• _Stated goal_: Write out the data again exactly, skipping every picture.

──────────

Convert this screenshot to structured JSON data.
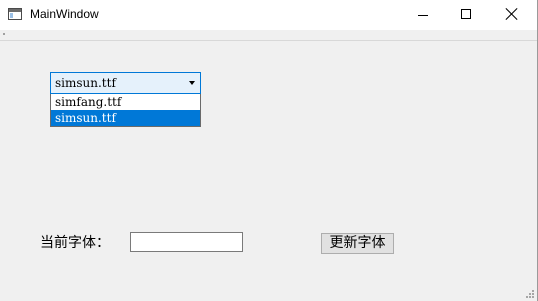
{
  "window": {
    "title": "MainWindow"
  },
  "titlebar_buttons": {
    "minimize_icon": "minimize-icon",
    "maximize_icon": "maximize-icon",
    "close_icon": "close-icon"
  },
  "font_combo": {
    "selected": "simsun.ttf",
    "options": [
      "simfang.ttf",
      "simsun.ttf"
    ],
    "highlighted": "simsun.ttf"
  },
  "current_font": {
    "label": "当前字体：",
    "value": ""
  },
  "update_button": {
    "label": "更新字体"
  },
  "colors": {
    "accent": "#0078d7",
    "window_bg": "#f0f0f0",
    "combo_bg": "#e5f1fb"
  }
}
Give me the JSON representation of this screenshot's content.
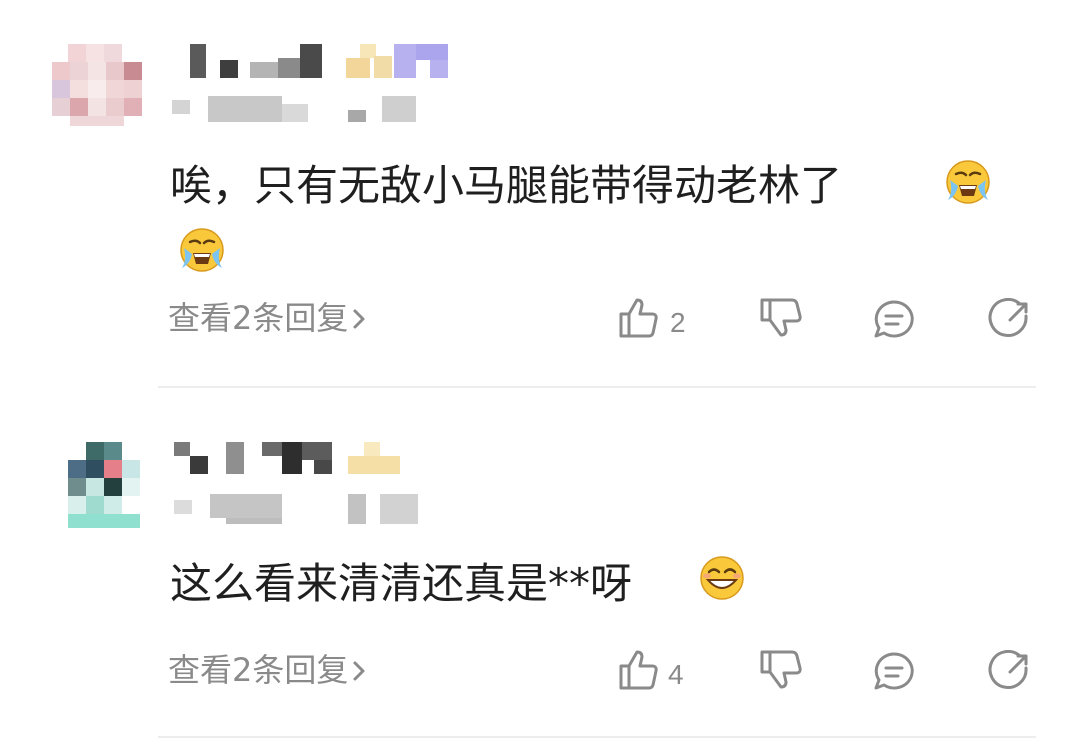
{
  "comments": [
    {
      "text_line1": "唉，只有无敌小马腿能带得动老林了",
      "emojis": [
        "crying-emoji",
        "crying-emoji"
      ],
      "replies_label": "查看2条回复",
      "likes": "2"
    },
    {
      "text_line1": "这么看来清清还真是**呀",
      "emojis": [
        "grin-emoji"
      ],
      "replies_label": "查看2条回复",
      "likes": "4"
    }
  ],
  "actions": {
    "like_icon": "thumb-up-icon",
    "dislike_icon": "thumb-down-icon",
    "comment_icon": "comment-bubble-icon",
    "share_icon": "share-icon"
  },
  "colors": {
    "text": "#1f1f1f",
    "muted": "#8a8a8a",
    "divider": "#ededed"
  }
}
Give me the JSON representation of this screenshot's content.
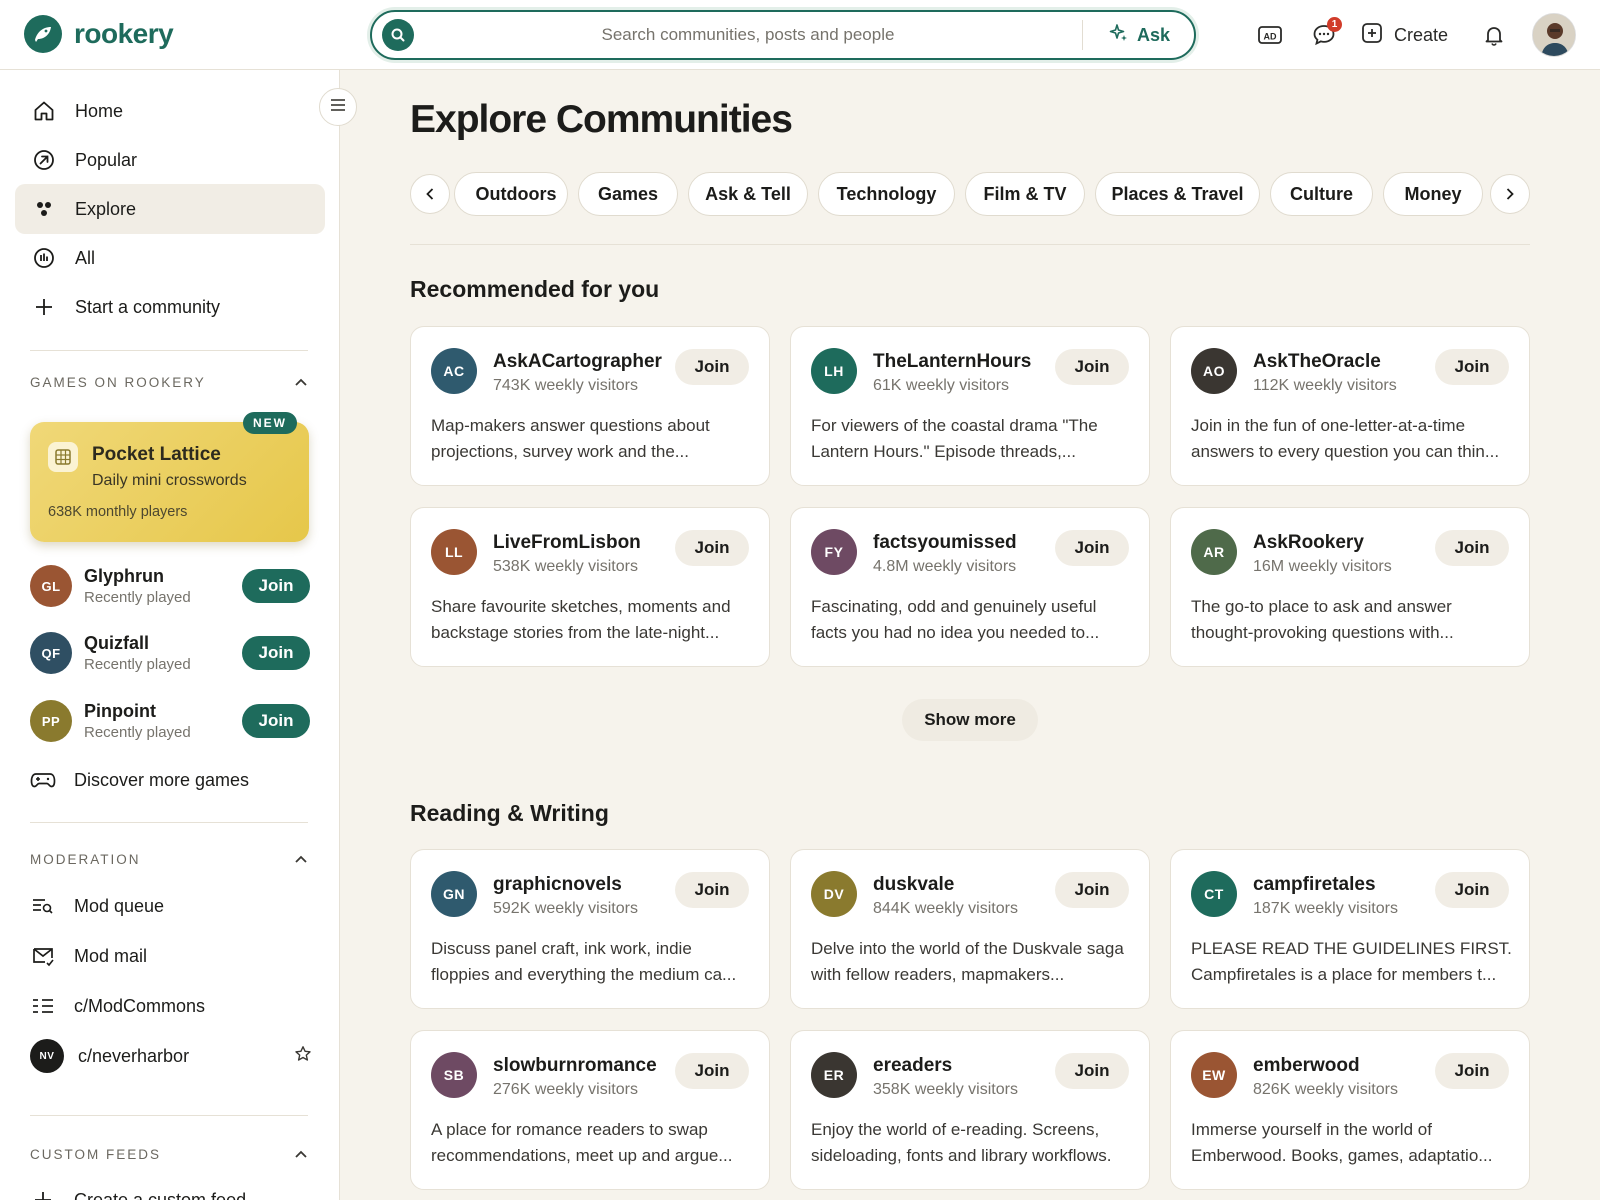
{
  "brand": {
    "name": "rookery"
  },
  "search": {
    "placeholder": "Search communities, posts and people",
    "ask_label": "Ask"
  },
  "header": {
    "notifications_count": "1",
    "create_label": "Create",
    "ad_label": "AD"
  },
  "sidebar": {
    "nav": [
      {
        "label": "Home",
        "icon": "home-icon"
      },
      {
        "label": "Popular",
        "icon": "popular-icon"
      },
      {
        "label": "Explore",
        "icon": "explore-icon",
        "active": true
      },
      {
        "label": "All",
        "icon": "all-icon"
      },
      {
        "label": "Start a community",
        "icon": "plus-icon"
      }
    ],
    "games_section": {
      "title": "GAMES ON ROOKERY",
      "featured": {
        "badge": "NEW",
        "title": "Pocket Lattice",
        "subtitle": "Daily mini crosswords",
        "players": "638K monthly players"
      },
      "games": [
        {
          "initials": "GL",
          "name": "Glyphrun",
          "sub": "Recently played",
          "join": "Join",
          "color": "#9a5533"
        },
        {
          "initials": "QF",
          "name": "Quizfall",
          "sub": "Recently played",
          "join": "Join",
          "color": "#2f4f63"
        },
        {
          "initials": "PP",
          "name": "Pinpoint",
          "sub": "Recently played",
          "join": "Join",
          "color": "#8a7a2e"
        }
      ],
      "discover": "Discover more games"
    },
    "moderation": {
      "title": "MODERATION",
      "items": [
        {
          "label": "Mod queue",
          "icon": "mod-queue-icon"
        },
        {
          "label": "Mod mail",
          "icon": "mail-icon"
        },
        {
          "label": "c/ModCommons",
          "icon": "list-icon"
        },
        {
          "label": "c/neverharbor",
          "icon": "community-avatar",
          "initials": "NV"
        }
      ]
    },
    "custom_feeds": {
      "title": "CUSTOM FEEDS",
      "first_item": "Create a custom feed"
    }
  },
  "main": {
    "title": "Explore Communities",
    "chips": [
      "Outdoors",
      "Games",
      "Ask & Tell",
      "Technology",
      "Film & TV",
      "Places & Travel",
      "Culture",
      "Money"
    ],
    "recommended": {
      "title": "Recommended for you",
      "cards": [
        {
          "initials": "AC",
          "name": "AskACartographer",
          "visitors": "743K weekly visitors",
          "desc": "Map-makers answer questions about projections, survey work and the...",
          "color": "#2f5a6e"
        },
        {
          "initials": "LH",
          "name": "TheLanternHours",
          "visitors": "61K weekly visitors",
          "desc": "For viewers of the coastal drama \"The Lantern Hours.\" Episode threads,...",
          "color": "#1e6b5c"
        },
        {
          "initials": "AO",
          "name": "AskTheOracle",
          "visitors": "112K weekly visitors",
          "desc": "Join in the fun of one-letter-at-a-time answers to every question you can thin...",
          "color": "#3a3631"
        },
        {
          "initials": "LL",
          "name": "LiveFromLisbon",
          "visitors": "538K weekly visitors",
          "desc": "Share favourite sketches, moments and backstage stories from the late-night...",
          "color": "#9a5533"
        },
        {
          "initials": "FY",
          "name": "factsyoumissed",
          "visitors": "4.8M weekly visitors",
          "desc": "Fascinating, odd and genuinely useful facts you had no idea you needed to...",
          "color": "#6e4a63"
        },
        {
          "initials": "AR",
          "name": "AskRookery",
          "visitors": "16M weekly visitors",
          "desc": "The go-to place to ask and answer thought-provoking questions with...",
          "color": "#4f6a4a"
        }
      ],
      "show_more": "Show more"
    },
    "reading": {
      "title": "Reading & Writing",
      "cards": [
        {
          "initials": "GN",
          "name": "graphicnovels",
          "visitors": "592K weekly visitors",
          "desc": "Discuss panel craft, ink work, indie floppies and everything the medium ca...",
          "color": "#2f5a6e"
        },
        {
          "initials": "DV",
          "name": "duskvale",
          "visitors": "844K weekly visitors",
          "desc": "Delve into the world of the Duskvale saga with fellow readers, mapmakers...",
          "color": "#8a7a2e"
        },
        {
          "initials": "CT",
          "name": "campfiretales",
          "visitors": "187K weekly visitors",
          "desc": "PLEASE READ THE GUIDELINES FIRST. Campfiretales is a place for members t...",
          "color": "#1e6b5c"
        },
        {
          "initials": "SB",
          "name": "slowburnromance",
          "visitors": "276K weekly visitors",
          "desc": "A place for romance readers to swap recommendations, meet up and argue...",
          "color": "#6e4a63"
        },
        {
          "initials": "ER",
          "name": "ereaders",
          "visitors": "358K weekly visitors",
          "desc": "Enjoy the world of e-reading. Screens, sideloading, fonts and library workflows.",
          "color": "#3a3631"
        },
        {
          "initials": "EW",
          "name": "emberwood",
          "visitors": "826K weekly visitors",
          "desc": "Immerse yourself in the world of Emberwood. Books, games, adaptatio...",
          "color": "#9a5533"
        }
      ]
    },
    "join_label": "Join"
  },
  "colors": {
    "accent": "#1e6b5c",
    "background": "#f6f3ec",
    "featured_game": "#e6c74a",
    "badge": "#d13c2a"
  }
}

──────────

• _Worked solution_:
Convert this screenshot to structured JSON data.
{
  "window": {
    "title": "MainWindow"
  },
  "titlebar_buttons": {
    "minimize_icon": "minimize-icon",
    "maximize_icon": "maximize-icon",
    "close_icon": "close-icon"
  },
  "font_combo": {
    "selected": "simsun.ttf",
    "options": [
      "simfang.ttf",
      "simsun.ttf"
    ],
    "highlighted": "simsun.ttf"
  },
  "current_font": {
    "label": "当前字体：",
    "value": ""
  },
  "update_button": {
    "label": "更新字体"
  },
  "colors": {
    "accent": "#0078d7",
    "window_bg": "#f0f0f0",
    "combo_bg": "#e5f1fb"
  }
}
Give me the JSON representation of this screenshot's content.
{
  "comments": [
    {
      "text_line1": "唉，只有无敌小马腿能带得动老林了",
      "emojis": [
        "crying-emoji",
        "crying-emoji"
      ],
      "replies_label": "查看2条回复",
      "likes": "2"
    },
    {
      "text_line1": "这么看来清清还真是**呀",
      "emojis": [
        "grin-emoji"
      ],
      "replies_label": "查看2条回复",
      "likes": "4"
    }
  ],
  "actions": {
    "like_icon": "thumb-up-icon",
    "dislike_icon": "thumb-down-icon",
    "comment_icon": "comment-bubble-icon",
    "share_icon": "share-icon"
  },
  "colors": {
    "text": "#1f1f1f",
    "muted": "#8a8a8a",
    "divider": "#ededed"
  }
}
Give me the JSON representation of this screenshot's content.
{
  "brand": {
    "name": "rookery"
  },
  "search": {
    "placeholder": "Search communities, posts and people",
    "ask_label": "Ask"
  },
  "header": {
    "notifications_count": "1",
    "create_label": "Create",
    "ad_label": "AD"
  },
  "sidebar": {
    "nav": [
      {
        "label": "Home",
        "icon": "home-icon"
      },
      {
        "label": "Popular",
        "icon": "popular-icon"
      },
      {
        "label": "Explore",
        "icon": "explore-icon",
        "active": true
      },
      {
        "label": "All",
        "icon": "all-icon"
      },
      {
        "label": "Start a community",
        "icon": "plus-icon"
      }
    ],
    "games_section": {
      "title": "GAMES ON ROOKERY",
      "featured": {
        "badge": "NEW",
        "title": "Pocket Lattice",
        "subtitle": "Daily mini crosswords",
        "players": "638K monthly players"
      },
      "games": [
        {
          "initials": "GL",
          "name": "Glyphrun",
          "sub": "Recently played",
          "join": "Join",
          "color": "#9a5533"
        },
        {
          "initials": "QF",
          "name": "Quizfall",
          "sub": "Recently played",
          "join": "Join",
          "color": "#2f4f63"
        },
        {
          "initials": "PP",
          "name": "Pinpoint",
          "sub": "Recently played",
          "join": "Join",
          "color": "#8a7a2e"
        }
      ],
      "discover": "Discover more games"
    },
    "moderation": {
      "title": "MODERATION",
      "items": [
        {
          "label": "Mod queue",
          "icon": "mod-queue-icon"
        },
        {
          "label": "Mod mail",
          "icon": "mail-icon"
        },
        {
          "label": "c/ModCommons",
          "icon": "list-icon"
        },
        {
          "label": "c/neverharbor",
          "icon": "community-avatar",
          "initials": "NV"
        }
      ]
    },
    "custom_feeds": {
      "title": "CUSTOM FEEDS",
      "first_item": "Create a custom feed"
    }
  },
  "main": {
    "title": "Explore Communities",
    "chips": [
      "Outdoors",
      "Games",
      "Ask & Tell",
      "Technology",
      "Film & TV",
      "Places & Travel",
      "Culture",
      "Money"
    ],
    "recommended": {
      "title": "Recommended for you",
      "cards": [
        {
          "initials": "AC",
          "name": "AskACartographer",
          "visitors": "743K weekly visitors",
          "desc": "Map-makers answer questions about projections, survey work and the...",
          "color": "#2f5a6e"
        },
        {
          "initials": "LH",
          "name": "TheLanternHours",
          "visitors": "61K weekly visitors",
          "desc": "For viewers of the coastal drama \"The Lantern Hours.\" Episode threads,...",
          "color": "#1e6b5c"
        },
        {
          "initials": "AO",
          "name": "AskTheOracle",
          "visitors": "112K weekly visitors",
          "desc": "Join in the fun of one-letter-at-a-time answers to every question you can thin...",
          "color": "#3a3631"
        },
        {
          "initials": "LL",
          "name": "LiveFromLisbon",
          "visitors": "538K weekly visitors",
          "desc": "Share favourite sketches, moments and backstage stories from the late-night...",
          "color": "#9a5533"
        },
        {
          "initials": "FY",
          "name": "factsyoumissed",
          "visitors": "4.8M weekly visitors",
          "desc": "Fascinating, odd and genuinely useful facts you had no idea you needed to...",
          "color": "#6e4a63"
        },
        {
          "initials": "AR",
          "name": "AskRookery",
          "visitors": "16M weekly visitors",
          "desc": "The go-to place to ask and answer thought-provoking questions with...",
          "color": "#4f6a4a"
        }
      ],
      "show_more": "Show more"
    },
    "reading": {
      "title": "Reading & Writing",
      "cards": [
        {
          "initials": "GN",
          "name": "graphicnovels",
          "visitors": "592K weekly visitors",
          "desc": "Discuss panel craft, ink work, indie floppies and everything the medium ca...",
          "color": "#2f5a6e"
        },
        {
          "initials": "DV",
          "name": "duskvale",
          "visitors": "844K weekly visitors",
          "desc": "Delve into the world of the Duskvale saga with fellow readers, mapmakers...",
          "color": "#8a7a2e"
        },
        {
          "initials": "CT",
          "name": "campfiretales",
          "visitors": "187K weekly visitors",
          "desc": "PLEASE READ THE GUIDELINES FIRST. Campfiretales is a place for members t...",
          "color": "#1e6b5c"
        },
        {
          "initials": "SB",
          "name": "slowburnromance",
          "visitors": "276K weekly visitors",
          "desc": "A place for romance readers to swap recommendations, meet up and argue...",
          "color": "#6e4a63"
        },
        {
          "initials": "ER",
          "name": "ereaders",
          "visitors": "358K weekly visitors",
          "desc": "Enjoy the world of e-reading. Screens, sideloading, fonts and library workflows.",
          "color": "#3a3631"
        },
        {
          "initials": "EW",
          "name": "emberwood",
          "visitors": "826K weekly visitors",
          "desc": "Immerse yourself in the world of Emberwood. Books, games, adaptatio...",
          "color": "#9a5533"
        }
      ]
    },
    "join_label": "Join"
  },
  "colors": {
    "accent": "#1e6b5c",
    "background": "#f6f3ec",
    "featured_game": "#e6c74a",
    "badge": "#d13c2a"
  }
}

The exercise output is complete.